-- start Available data --

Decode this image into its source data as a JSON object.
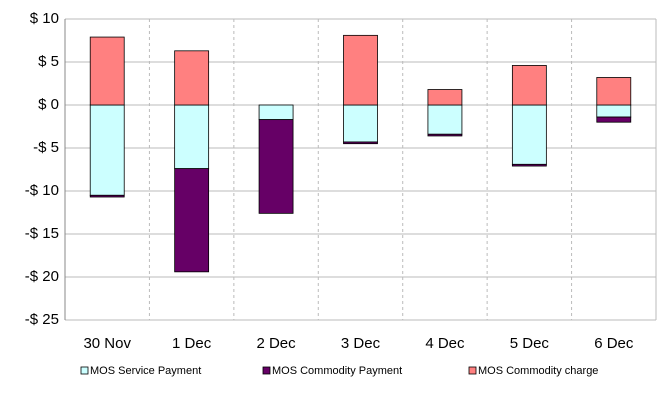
{
  "chart_data": {
    "type": "stacked_bar",
    "categories": [
      "30 Nov",
      "1 Dec",
      "2 Dec",
      "3 Dec",
      "4 Dec",
      "5 Dec",
      "6 Dec"
    ],
    "series": [
      {
        "name": "MOS Service Payment",
        "color": "#ccffff",
        "values": [
          -10.5,
          -7.4,
          -1.7,
          -4.3,
          -3.4,
          -6.9,
          -1.4
        ]
      },
      {
        "name": "MOS Commodity Payment",
        "color": "#660066",
        "values": [
          -0.2,
          -12.0,
          -10.9,
          -0.2,
          -0.2,
          -0.2,
          -0.6
        ]
      },
      {
        "name": "MOS Commodity charge",
        "color": "#ff8080",
        "values": [
          7.9,
          6.3,
          0,
          8.1,
          1.8,
          4.6,
          3.2
        ]
      }
    ],
    "ylim": [
      -25,
      10
    ],
    "yticks": [
      {
        "value": 10,
        "label": "$ 10"
      },
      {
        "value": 5,
        "label": "$ 5"
      },
      {
        "value": 0,
        "label": "$ 0"
      },
      {
        "value": -5,
        "label": "-$ 5"
      },
      {
        "value": -10,
        "label": "-$ 10"
      },
      {
        "value": -15,
        "label": "-$ 15"
      },
      {
        "value": -20,
        "label": "-$ 20"
      },
      {
        "value": -25,
        "label": "-$ 25"
      }
    ],
    "grid": true,
    "legend": "bottom"
  }
}
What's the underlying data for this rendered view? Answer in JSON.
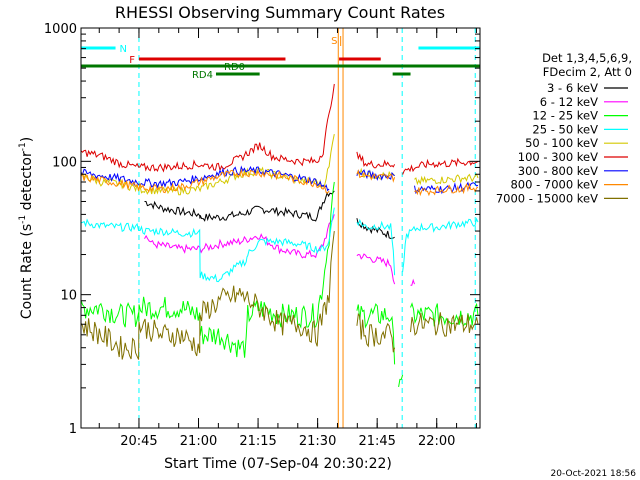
{
  "chart_data": {
    "type": "line",
    "title": "RHESSI Observing Summary Count Rates",
    "xlabel": "Start Time (07-Sep-04 20:30:22)",
    "ylabel_main": "Count Rate (s",
    "ylabel_sup1": "-1",
    "ylabel_mid": " detector",
    "ylabel_sup2": "-1",
    "ylabel_end": ")",
    "y_scale": "log",
    "ylim": [
      1,
      1000
    ],
    "xlim_min": [
      0,
      100.5
    ],
    "x_ticks": [
      {
        "m": 14.6,
        "label": "20:45"
      },
      {
        "m": 29.6,
        "label": "21:00"
      },
      {
        "m": 44.6,
        "label": "21:15"
      },
      {
        "m": 59.6,
        "label": "21:30"
      },
      {
        "m": 74.6,
        "label": "21:45"
      },
      {
        "m": 89.6,
        "label": "22:00"
      }
    ],
    "y_ticks": [
      {
        "v": 1,
        "label": "1"
      },
      {
        "v": 10,
        "label": "10"
      },
      {
        "v": 100,
        "label": "100"
      },
      {
        "v": 1000,
        "label": "1000"
      }
    ],
    "legend_header": [
      "Det 1,3,4,5,6,9,",
      "FDecim 2, Att 0"
    ],
    "series": [
      {
        "name": "3 - 6 keV",
        "color": "#000000",
        "x": [
          16,
          20,
          25,
          29.9,
          30,
          35,
          40,
          45,
          50,
          55,
          59.5,
          60.5,
          62,
          63.8
        ],
        "y": [
          50,
          45,
          42,
          40,
          38,
          38,
          40,
          44,
          42,
          40,
          38,
          46,
          58,
          60
        ],
        "x2": [
          69.5,
          72,
          75,
          78,
          79
        ],
        "y2": [
          36,
          32,
          30,
          28,
          27
        ]
      },
      {
        "name": "6 - 12 keV",
        "color": "#ff00ff",
        "x": [
          16,
          18,
          25,
          29.9,
          33,
          35,
          40,
          45,
          47,
          50,
          55,
          59.5,
          61,
          62.5,
          63.8
        ],
        "y": [
          28,
          24,
          22,
          22,
          23,
          24,
          25,
          28,
          25,
          22,
          20,
          20,
          24,
          32,
          40
        ],
        "x2": [
          69.5,
          72,
          75,
          78,
          79
        ],
        "y2": [
          20,
          19,
          18,
          17,
          12
        ],
        "x3": [
          83,
          84
        ],
        "y3": [
          12,
          12
        ]
      },
      {
        "name": "12 - 25 keV",
        "color": "#00ff00",
        "x": [
          0,
          5,
          10,
          14.5,
          14.6,
          20,
          25,
          29.9,
          30,
          35,
          40,
          41.6,
          42,
          45,
          50,
          55,
          59.5,
          61,
          62.5,
          63.8
        ],
        "y": [
          8,
          8,
          7,
          7,
          8,
          8,
          8,
          7,
          5,
          5,
          4,
          4,
          7,
          8,
          7,
          7,
          7,
          12,
          25,
          70
        ],
        "x2": [
          69.5,
          72,
          75,
          78,
          79
        ],
        "y2": [
          7,
          7,
          7,
          7,
          3
        ],
        "x3": [
          80,
          81
        ],
        "y3": [
          2.5,
          2.5
        ],
        "x4": [
          83,
          86,
          92,
          96,
          100
        ],
        "y4": [
          7,
          7,
          7,
          7,
          7
        ]
      },
      {
        "name": "25 - 50 keV",
        "color": "#00ffff",
        "x": [
          0,
          5,
          10,
          14.5,
          16,
          20,
          25,
          29.9,
          30,
          35,
          41.6,
          42,
          45,
          50,
          55,
          59.5,
          61,
          62.5,
          63.8
        ],
        "y": [
          35,
          33,
          32,
          32,
          30,
          30,
          29,
          29,
          14,
          13,
          18,
          20,
          25,
          25,
          24,
          22,
          22,
          25,
          45
        ],
        "x2": [
          69.5,
          72,
          75,
          78,
          79
        ],
        "y2": [
          36,
          32,
          33,
          32,
          14
        ],
        "x3": [
          81,
          82,
          85,
          90,
          95,
          100
        ],
        "y3": [
          14,
          28,
          32,
          32,
          34,
          35
        ]
      },
      {
        "name": "50 - 100 keV",
        "color": "#d4c800",
        "x": [
          0,
          5,
          10,
          14.5,
          20,
          25,
          30,
          35,
          40,
          45,
          48,
          50,
          55,
          59.5,
          61,
          62.5,
          63.8
        ],
        "y": [
          78,
          70,
          68,
          62,
          60,
          60,
          62,
          70,
          80,
          85,
          80,
          78,
          72,
          70,
          65,
          90,
          160
        ],
        "x2": [
          69.5,
          72,
          75,
          78,
          79
        ],
        "y2": [
          85,
          80,
          78,
          78,
          78
        ],
        "x3": [
          84,
          88,
          92,
          96,
          100
        ],
        "y3": [
          70,
          72,
          73,
          75,
          75
        ]
      },
      {
        "name": "100 - 300 keV",
        "color": "#dd0000",
        "x": [
          0,
          5,
          10,
          14.5,
          20,
          25,
          30,
          35,
          40,
          45,
          48,
          50,
          55,
          59.5,
          61,
          62.5,
          63.8
        ],
        "y": [
          118,
          110,
          96,
          90,
          90,
          92,
          95,
          90,
          105,
          132,
          110,
          105,
          100,
          100,
          120,
          220,
          380
        ],
        "x2": [
          69.5,
          72,
          75,
          78,
          79
        ],
        "y2": [
          110,
          95,
          95,
          95,
          95
        ],
        "x3": [
          81,
          84,
          88,
          92,
          96,
          100
        ],
        "y3": [
          84,
          90,
          96,
          96,
          98,
          100
        ]
      },
      {
        "name": "300 - 800 keV",
        "color": "#0000ff",
        "x": [
          0,
          5,
          10,
          14.5,
          20,
          25,
          30,
          35,
          40,
          45,
          50,
          55,
          59.5,
          61,
          62.5
        ],
        "y": [
          82,
          78,
          74,
          70,
          68,
          70,
          75,
          82,
          85,
          85,
          80,
          75,
          70,
          65,
          62
        ],
        "x2": [
          69.5,
          72,
          75,
          78,
          79
        ],
        "y2": [
          82,
          80,
          78,
          78,
          78
        ],
        "x3": [
          84,
          88,
          92,
          96,
          100
        ],
        "y3": [
          62,
          62,
          62,
          64,
          66
        ]
      },
      {
        "name": "800 - 7000 keV",
        "color": "#ff8800",
        "x": [
          0,
          5,
          10,
          14.5,
          20,
          25,
          30,
          35,
          40,
          45,
          50,
          55,
          59.5,
          61,
          62.5
        ],
        "y": [
          76,
          72,
          68,
          64,
          62,
          64,
          70,
          78,
          82,
          82,
          78,
          72,
          68,
          64,
          60
        ],
        "x2": [
          69.5,
          72,
          75,
          78,
          79
        ],
        "y2": [
          80,
          78,
          76,
          76,
          76
        ],
        "x3": [
          84,
          88,
          92,
          96,
          100
        ],
        "y3": [
          60,
          60,
          62,
          62,
          64
        ]
      },
      {
        "name": "7000 - 15000 keV",
        "color": "#807000",
        "x": [
          0,
          5,
          10,
          14.5,
          14.6,
          20,
          25,
          29.9,
          30,
          35,
          40,
          45,
          50,
          55,
          59.5,
          61,
          62.5,
          63.8
        ],
        "y": [
          6,
          5,
          4,
          4,
          6,
          5,
          5,
          4,
          7,
          9,
          10,
          8,
          6,
          6,
          5,
          7,
          10,
          30
        ],
        "x2": [
          69.5,
          72,
          75,
          78,
          79
        ],
        "y2": [
          6,
          5,
          5,
          5,
          4
        ],
        "x3": [
          83,
          86,
          92,
          96,
          100
        ],
        "y3": [
          6,
          6,
          6,
          6,
          6
        ]
      }
    ],
    "flags": [
      {
        "label": "N",
        "color": "#00ffff",
        "segments": [
          [
            0,
            8.7
          ],
          [
            85,
            100.5
          ]
        ]
      },
      {
        "label": "F",
        "color": "#dd0000",
        "segments": [
          [
            14.6,
            51.5
          ],
          [
            65,
            75.5
          ]
        ]
      },
      {
        "label": "RD0",
        "color": "#007700",
        "segments": [
          [
            0,
            100.5
          ]
        ]
      },
      {
        "label": "RD4",
        "color": "#007700",
        "segments": [
          [
            34,
            45
          ],
          [
            78.5,
            83
          ]
        ]
      }
    ],
    "flag_S_label": "S",
    "vlines": [
      {
        "m": 14.6,
        "color": "#00ffff",
        "style": "dash"
      },
      {
        "m": 64.8,
        "color": "#ff8800",
        "style": "solid"
      },
      {
        "m": 66.0,
        "color": "#ff8800",
        "style": "solid"
      },
      {
        "m": 80.9,
        "color": "#00ffff",
        "style": "dash"
      },
      {
        "m": 99.3,
        "color": "#00ffff",
        "style": "dash"
      }
    ],
    "timestamp": "20-Oct-2021 18:56"
  }
}
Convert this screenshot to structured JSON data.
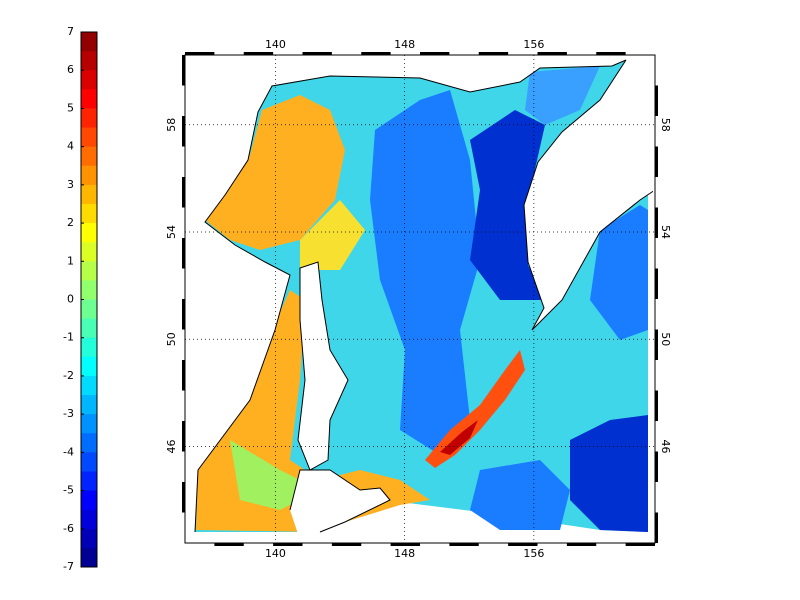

-- end Available data --

## What this task involves
Extract every line containing the string "Payment" from the data above.

## Correct answer
        "name": "MOS Service Payment",
        "name": "MOS Commodity Payment",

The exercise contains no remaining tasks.